Work to do:
Transcribe all the entries word for word, but omit the images.

Materials provided:
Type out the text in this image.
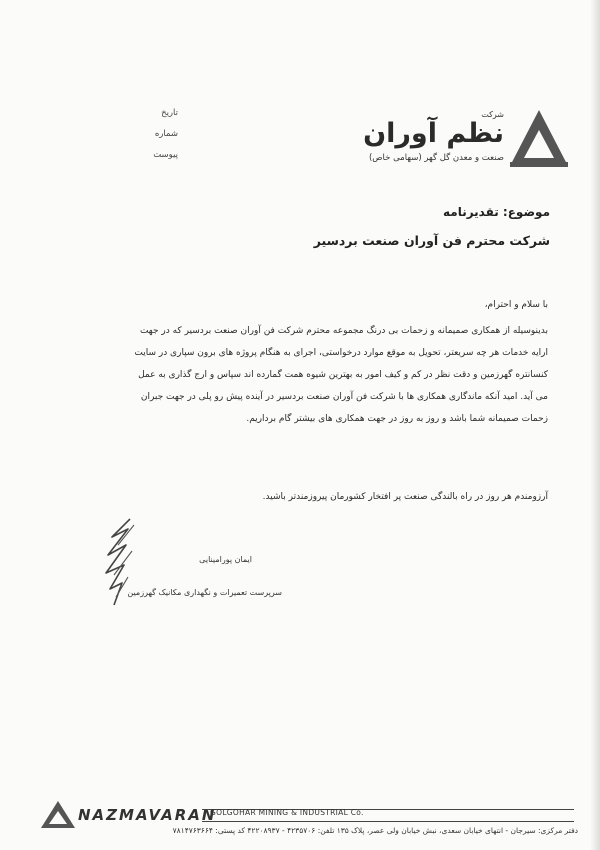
شرکت
نظم آوران
صنعت و معدن گل گهر (سهامی خاص)
تاریخ
شماره
پیوست
موضوع: تقدیرنامه
شرکت محترم فن آوران صنعت بردسیر
با سلام و احترام،
بدینوسیله از همکاری صمیمانه و زحمات بی درنگ مجموعه محترم شرکت فن آوران صنعت بردسیر که در جهت
ارایه خدمات هر چه سریعتر، تحویل به موقع موارد درخواستی، اجرای به هنگام پروژه های برون سپاری در سایت
کنسانتره گهرزمین و دقت نظر در کم و کیف امور به بهترین شیوه همت گمارده اند سپاس و ارج گذاری به عمل
می آید. امید آنکه ماندگاری همکاری ها با شرکت فن آوران صنعت بردسیر در آینده پیش رو پلی در جهت جبران
زحمات صمیمانه شما باشد و روز به روز در جهت همکاری های بیشتر گام برداریم.
آرزومندم هر روز در راه بالندگی صنعت پر افتخار کشورمان پیروزمندتر باشید.
ایمان پورامینایی
سرپرست تعمیرات و نگهداری مکانیک گهرزمین
NAZMAVARAN
GOLGOHAR MINING & INDUSTRIAL Co.
دفتر مرکزی: سیرجان - انتهای خیابان سعدی، نبش خیابان ولی عصر، پلاک ۱۳۵ تلفن: ۴۲۳۵۷۰۶ - ۴۲۲۰۸۹۳۷ کد پستی: ۷۸۱۴۷۶۳۶۶۴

Written solution:
Type out the text in this image.
شرکت
نظم آوران
صنعت و معدن گل گهر (سهامی خاص)
تاریخ
شماره
پیوست
موضوع: تقدیرنامه
شرکت محترم فن آوران صنعت بردسیر
با سلام و احترام،
بدینوسیله از همکاری صمیمانه و زحمات بی درنگ مجموعه محترم شرکت فن آوران صنعت بردسیر که در جهت
ارایه خدمات هر چه سریعتر، تحویل به موقع موارد درخواستی، اجرای به هنگام پروژه های برون سپاری در سایت
کنسانتره گهرزمین و دقت نظر در کم و کیف امور به بهترین شیوه همت گمارده اند سپاس و ارج گذاری به عمل
می آید. امید آنکه ماندگاری همکاری ها با شرکت فن آوران صنعت بردسیر در آینده پیش رو پلی در جهت جبران
زحمات صمیمانه شما باشد و روز به روز در جهت همکاری های بیشتر گام برداریم.
آرزومندم هر روز در راه بالندگی صنعت پر افتخار کشورمان پیروزمندتر باشید.
ایمان پورامینایی
سرپرست تعمیرات و نگهداری مکانیک گهرزمین
NAZMAVARAN
GOLGOHAR MINING & INDUSTRIAL Co.
دفتر مرکزی: سیرجان - انتهای خیابان سعدی، نبش خیابان ولی عصر، پلاک ۱۳۵ تلفن: ۴۲۳۵۷۰۶ - ۴۲۲۰۸۹۳۷ کد پستی: ۷۸۱۴۷۶۳۶۶۴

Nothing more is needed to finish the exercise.